(Task)
Reproduce all of the data below word for word, and leave out the pictures.

[Excerpted records start]

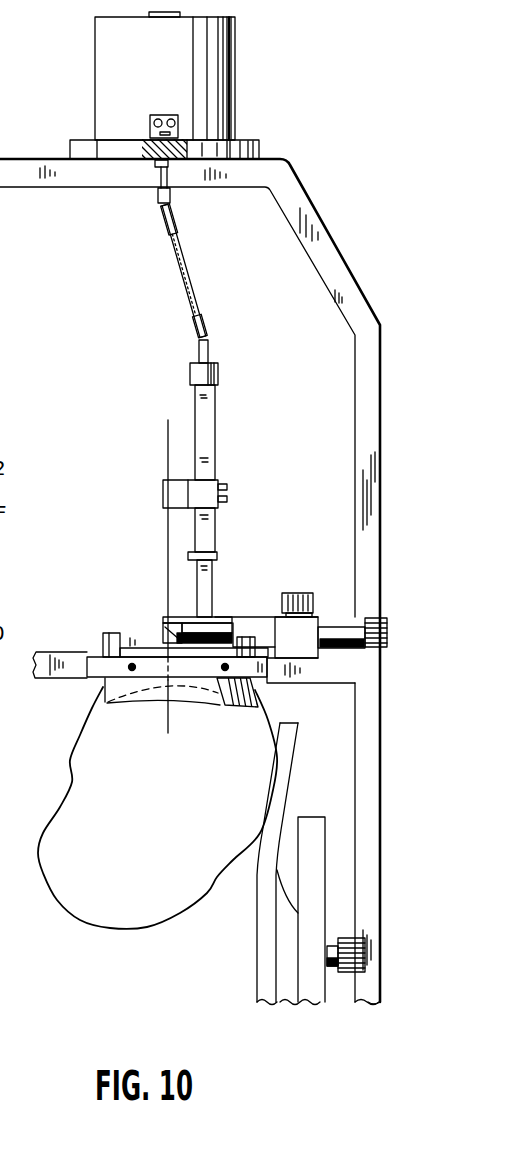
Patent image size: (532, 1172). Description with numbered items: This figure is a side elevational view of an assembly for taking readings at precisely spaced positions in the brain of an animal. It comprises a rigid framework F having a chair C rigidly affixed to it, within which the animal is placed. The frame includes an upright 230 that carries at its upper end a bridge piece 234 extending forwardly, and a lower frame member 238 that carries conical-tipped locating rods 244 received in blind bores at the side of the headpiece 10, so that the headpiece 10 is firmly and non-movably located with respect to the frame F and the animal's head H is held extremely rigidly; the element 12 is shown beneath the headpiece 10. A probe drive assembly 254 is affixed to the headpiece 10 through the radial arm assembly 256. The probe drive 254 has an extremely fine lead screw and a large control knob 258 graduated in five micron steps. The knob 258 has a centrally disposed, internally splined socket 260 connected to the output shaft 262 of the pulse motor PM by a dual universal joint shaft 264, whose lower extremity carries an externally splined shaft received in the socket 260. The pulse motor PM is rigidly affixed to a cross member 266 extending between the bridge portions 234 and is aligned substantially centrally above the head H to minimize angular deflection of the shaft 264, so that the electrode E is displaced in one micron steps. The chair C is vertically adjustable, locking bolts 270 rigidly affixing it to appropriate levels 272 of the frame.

The headpiece 10 is at (137, 646).
The lens element 12 is at (98, 700).
The upright 230 is at (370, 473).
The bridge piece 234 is at (30, 173).
The lower frame member 238 is at (50, 657).
The locating rods 244 is at (132, 672).
The probe drive assembly 254 is at (229, 474).
The radial arm assembly 256 is at (247, 620).
The control knob 258 is at (200, 373).
The internally splined socket 260 is at (200, 355).
The output shaft 262 is at (161, 177).
The dual universal joint shaft 264 is at (209, 285).
The cross member 266 is at (178, 159).
The locking bolts 270 is at (348, 973).
The levels 272 is at (313, 837).
The pulse motor PM is at (115, 52).
The animal's head H is at (87, 747).
The chair C is at (288, 753).
The rigid framework F is at (346, 519).
The electrode E is at (168, 450).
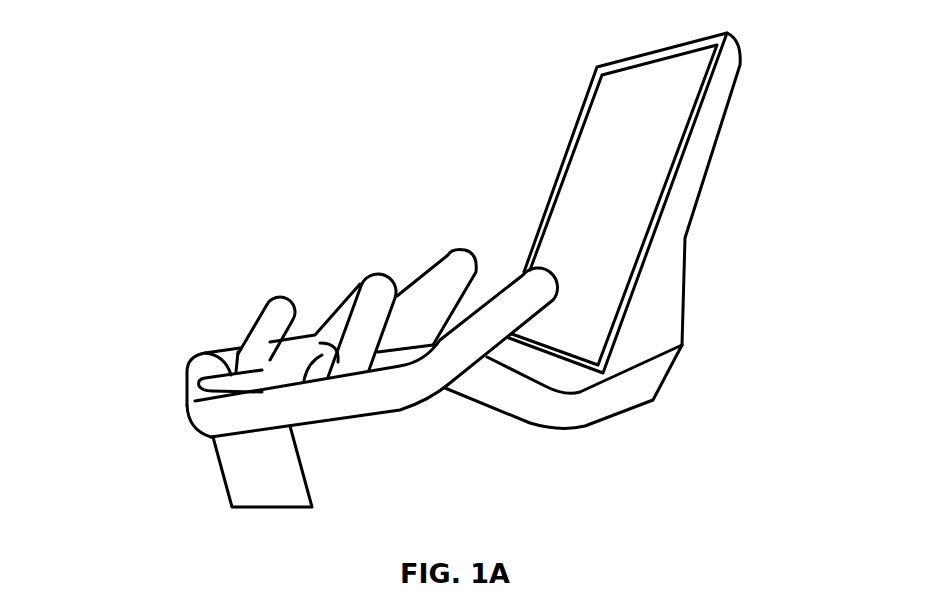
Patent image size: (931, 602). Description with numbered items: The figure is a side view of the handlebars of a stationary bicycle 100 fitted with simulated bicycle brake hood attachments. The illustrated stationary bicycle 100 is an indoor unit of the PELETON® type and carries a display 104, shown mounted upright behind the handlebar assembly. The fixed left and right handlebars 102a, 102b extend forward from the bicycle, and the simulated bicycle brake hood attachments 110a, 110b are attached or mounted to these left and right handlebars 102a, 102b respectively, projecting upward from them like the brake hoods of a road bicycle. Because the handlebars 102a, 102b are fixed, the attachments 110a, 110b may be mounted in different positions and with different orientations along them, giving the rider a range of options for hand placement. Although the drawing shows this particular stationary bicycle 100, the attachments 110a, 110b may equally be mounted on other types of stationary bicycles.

The stationary bicycle 100 is at (170, 59).
The display 104 is at (697, 160).
The left handlebar 102a is at (233, 349).
The right handlebar 102b is at (349, 402).
The simulated bicycle brake hood attachment 110a is at (278, 322).
The simulated bicycle brake hood attachment 110b is at (317, 338).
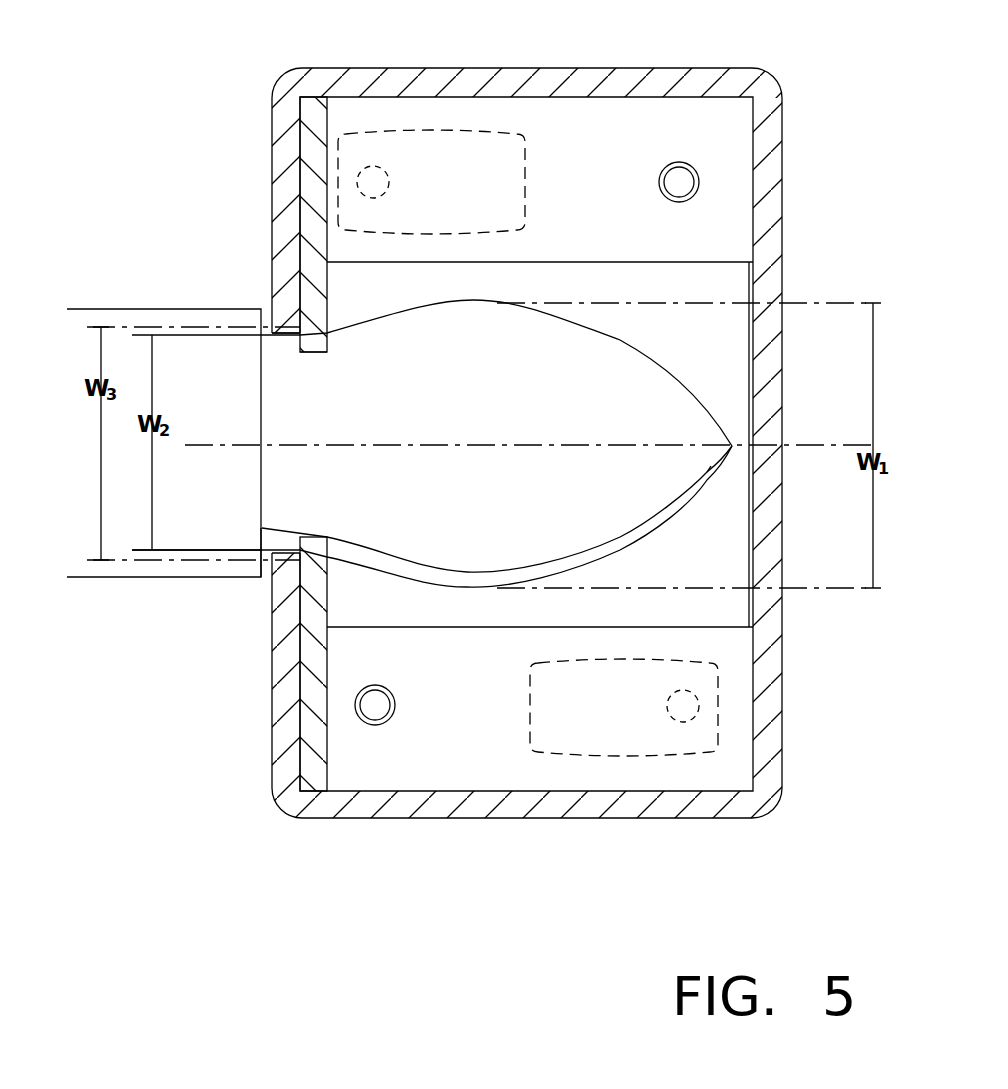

[Excerpted records end]

(Task response)
Patent image size: (532, 1172). Description with numbered items: This figure is a side elevational view of an assembly for taking readings at precisely spaced positions in the brain of an animal. It comprises a rigid framework F having a chair C rigidly affixed to it, within which the animal is placed. The frame includes an upright 230 that carries at its upper end a bridge piece 234 extending forwardly, and a lower frame member 238 that carries conical-tipped locating rods 244 received in blind bores at the side of the headpiece 10, so that the headpiece 10 is firmly and non-movably located with respect to the frame F and the animal's head H is held extremely rigidly; the element 12 is shown beneath the headpiece 10. A probe drive assembly 254 is affixed to the headpiece 10 through the radial arm assembly 256. The probe drive 254 has an extremely fine lead screw and a large control knob 258 graduated in five micron steps. The knob 258 has a centrally disposed, internally splined socket 260 connected to the output shaft 262 of the pulse motor PM by a dual universal joint shaft 264, whose lower extremity carries an externally splined shaft received in the socket 260. The pulse motor PM is rigidly affixed to a cross member 266 extending between the bridge portions 234 and is aligned substantially centrally above the head H to minimize angular deflection of the shaft 264, so that the electrode E is displaced in one micron steps. The chair C is vertically adjustable, locking bolts 270 rigidly affixing it to appropriate levels 272 of the frame.

The headpiece 10 is at (137, 646).
The lens element 12 is at (98, 700).
The upright 230 is at (370, 473).
The bridge piece 234 is at (30, 173).
The lower frame member 238 is at (50, 657).
The locating rods 244 is at (132, 672).
The probe drive assembly 254 is at (229, 474).
The radial arm assembly 256 is at (247, 620).
The control knob 258 is at (200, 373).
The internally splined socket 260 is at (200, 355).
The output shaft 262 is at (161, 177).
The dual universal joint shaft 264 is at (209, 285).
The cross member 266 is at (178, 159).
The locking bolts 270 is at (348, 973).
The levels 272 is at (313, 837).
The pulse motor PM is at (115, 52).
The animal's head H is at (87, 747).
The chair C is at (288, 753).
The rigid framework F is at (346, 519).
The electrode E is at (168, 450).
Patent image size: (931, 602). Description with numbered items: The figure is a side view of the handlebars of a stationary bicycle 100 fitted with simulated bicycle brake hood attachments. The illustrated stationary bicycle 100 is an indoor unit of the PELETON® type and carries a display 104, shown mounted upright behind the handlebar assembly. The fixed left and right handlebars 102a, 102b extend forward from the bicycle, and the simulated bicycle brake hood attachments 110a, 110b are attached or mounted to these left and right handlebars 102a, 102b respectively, projecting upward from them like the brake hoods of a road bicycle. Because the handlebars 102a, 102b are fixed, the attachments 110a, 110b may be mounted in different positions and with different orientations along them, giving the rider a range of options for hand placement. Although the drawing shows this particular stationary bicycle 100, the attachments 110a, 110b may equally be mounted on other types of stationary bicycles.

The stationary bicycle 100 is at (170, 59).
The display 104 is at (697, 160).
The left handlebar 102a is at (233, 349).
The right handlebar 102b is at (349, 402).
The simulated bicycle brake hood attachment 110a is at (278, 322).
The simulated bicycle brake hood attachment 110b is at (317, 338).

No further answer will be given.